### Instructions for the task
Copy out each line of the material below that holds the string "Стандарт".
++++ Excerpted records ++++
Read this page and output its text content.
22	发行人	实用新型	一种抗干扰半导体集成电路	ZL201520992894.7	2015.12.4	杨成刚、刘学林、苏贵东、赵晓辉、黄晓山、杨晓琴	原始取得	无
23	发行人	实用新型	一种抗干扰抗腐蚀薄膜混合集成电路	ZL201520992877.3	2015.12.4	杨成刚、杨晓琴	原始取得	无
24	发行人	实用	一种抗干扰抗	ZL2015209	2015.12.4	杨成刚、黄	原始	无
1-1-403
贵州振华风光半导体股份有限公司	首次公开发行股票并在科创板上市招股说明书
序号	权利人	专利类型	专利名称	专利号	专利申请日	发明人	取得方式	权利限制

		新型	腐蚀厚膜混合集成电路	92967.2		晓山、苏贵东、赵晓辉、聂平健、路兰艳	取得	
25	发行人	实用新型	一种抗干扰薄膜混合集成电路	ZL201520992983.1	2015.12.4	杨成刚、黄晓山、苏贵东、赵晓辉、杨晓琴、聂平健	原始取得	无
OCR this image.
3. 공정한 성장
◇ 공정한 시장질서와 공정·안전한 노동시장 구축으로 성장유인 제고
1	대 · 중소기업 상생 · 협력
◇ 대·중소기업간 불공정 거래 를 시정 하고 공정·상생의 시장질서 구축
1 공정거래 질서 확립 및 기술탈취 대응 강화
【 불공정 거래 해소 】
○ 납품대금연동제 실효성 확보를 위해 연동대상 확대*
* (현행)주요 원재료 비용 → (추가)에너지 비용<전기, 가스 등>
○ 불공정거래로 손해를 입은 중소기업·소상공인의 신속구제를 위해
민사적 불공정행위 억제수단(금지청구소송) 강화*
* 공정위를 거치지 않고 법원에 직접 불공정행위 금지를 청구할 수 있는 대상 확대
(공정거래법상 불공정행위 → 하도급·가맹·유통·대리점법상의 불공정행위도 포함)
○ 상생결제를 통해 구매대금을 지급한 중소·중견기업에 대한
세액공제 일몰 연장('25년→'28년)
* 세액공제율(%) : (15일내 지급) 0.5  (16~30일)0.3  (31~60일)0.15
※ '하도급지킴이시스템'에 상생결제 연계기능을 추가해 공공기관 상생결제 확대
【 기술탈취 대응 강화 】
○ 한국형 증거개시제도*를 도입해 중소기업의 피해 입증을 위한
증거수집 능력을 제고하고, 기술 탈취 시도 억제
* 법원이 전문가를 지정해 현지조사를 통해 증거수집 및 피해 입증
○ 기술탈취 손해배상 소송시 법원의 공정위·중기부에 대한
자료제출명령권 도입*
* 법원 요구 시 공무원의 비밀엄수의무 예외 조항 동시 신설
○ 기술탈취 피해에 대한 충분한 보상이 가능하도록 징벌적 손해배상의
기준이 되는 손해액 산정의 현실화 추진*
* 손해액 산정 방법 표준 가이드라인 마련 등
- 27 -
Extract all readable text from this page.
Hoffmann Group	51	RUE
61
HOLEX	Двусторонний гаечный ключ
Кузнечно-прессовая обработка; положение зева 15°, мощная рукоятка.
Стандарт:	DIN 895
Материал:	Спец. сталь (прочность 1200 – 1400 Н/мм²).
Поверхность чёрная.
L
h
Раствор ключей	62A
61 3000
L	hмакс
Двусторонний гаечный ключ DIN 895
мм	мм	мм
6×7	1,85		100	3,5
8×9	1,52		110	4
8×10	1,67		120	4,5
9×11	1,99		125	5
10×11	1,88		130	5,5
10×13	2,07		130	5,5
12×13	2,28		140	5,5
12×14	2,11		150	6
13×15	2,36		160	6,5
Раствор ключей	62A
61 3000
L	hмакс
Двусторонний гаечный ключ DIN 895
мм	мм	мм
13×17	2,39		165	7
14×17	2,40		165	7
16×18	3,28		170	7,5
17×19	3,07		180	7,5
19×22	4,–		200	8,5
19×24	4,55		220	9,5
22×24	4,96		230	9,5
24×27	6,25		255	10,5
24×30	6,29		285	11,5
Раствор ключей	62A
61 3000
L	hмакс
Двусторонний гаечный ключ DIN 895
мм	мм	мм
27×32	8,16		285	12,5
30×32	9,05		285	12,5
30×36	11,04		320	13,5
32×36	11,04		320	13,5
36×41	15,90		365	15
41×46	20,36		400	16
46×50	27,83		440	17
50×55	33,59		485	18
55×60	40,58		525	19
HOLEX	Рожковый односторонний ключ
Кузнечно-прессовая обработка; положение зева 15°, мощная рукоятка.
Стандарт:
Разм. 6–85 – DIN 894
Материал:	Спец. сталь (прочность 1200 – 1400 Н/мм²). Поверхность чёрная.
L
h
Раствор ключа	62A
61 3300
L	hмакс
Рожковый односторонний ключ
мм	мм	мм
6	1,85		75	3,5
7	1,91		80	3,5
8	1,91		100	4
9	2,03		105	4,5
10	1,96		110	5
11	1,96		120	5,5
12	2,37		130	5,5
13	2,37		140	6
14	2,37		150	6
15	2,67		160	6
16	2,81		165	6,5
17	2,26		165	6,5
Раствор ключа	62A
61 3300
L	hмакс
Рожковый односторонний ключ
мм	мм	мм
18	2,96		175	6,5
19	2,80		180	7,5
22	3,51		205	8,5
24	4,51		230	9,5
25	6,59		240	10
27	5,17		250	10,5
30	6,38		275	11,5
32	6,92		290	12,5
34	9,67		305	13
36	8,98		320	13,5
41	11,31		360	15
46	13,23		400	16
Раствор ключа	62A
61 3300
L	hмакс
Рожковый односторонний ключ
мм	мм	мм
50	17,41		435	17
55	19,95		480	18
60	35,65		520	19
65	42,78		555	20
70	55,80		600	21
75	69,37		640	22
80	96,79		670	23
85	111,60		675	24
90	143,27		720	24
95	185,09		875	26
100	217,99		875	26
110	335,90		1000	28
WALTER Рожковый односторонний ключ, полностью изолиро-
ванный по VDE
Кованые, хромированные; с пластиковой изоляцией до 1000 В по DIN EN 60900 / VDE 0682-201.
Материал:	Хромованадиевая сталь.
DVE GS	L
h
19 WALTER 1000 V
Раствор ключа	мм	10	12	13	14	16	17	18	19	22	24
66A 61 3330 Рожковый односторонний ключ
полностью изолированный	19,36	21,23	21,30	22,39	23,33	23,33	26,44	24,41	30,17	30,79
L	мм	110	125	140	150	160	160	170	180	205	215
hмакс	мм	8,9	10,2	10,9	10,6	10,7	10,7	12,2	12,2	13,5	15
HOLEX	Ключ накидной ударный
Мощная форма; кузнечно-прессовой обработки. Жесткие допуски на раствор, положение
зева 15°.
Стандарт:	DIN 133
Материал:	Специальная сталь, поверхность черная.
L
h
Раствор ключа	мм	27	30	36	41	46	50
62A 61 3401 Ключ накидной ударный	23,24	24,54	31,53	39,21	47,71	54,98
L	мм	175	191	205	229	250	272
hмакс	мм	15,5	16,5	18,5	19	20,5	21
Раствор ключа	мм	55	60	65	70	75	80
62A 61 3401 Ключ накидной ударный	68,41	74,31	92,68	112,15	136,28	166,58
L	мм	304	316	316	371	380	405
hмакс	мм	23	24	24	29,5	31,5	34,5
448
++++
### Solution below
Стандарт:	DIN 895
Стандарт:
Стандарт:	DIN 133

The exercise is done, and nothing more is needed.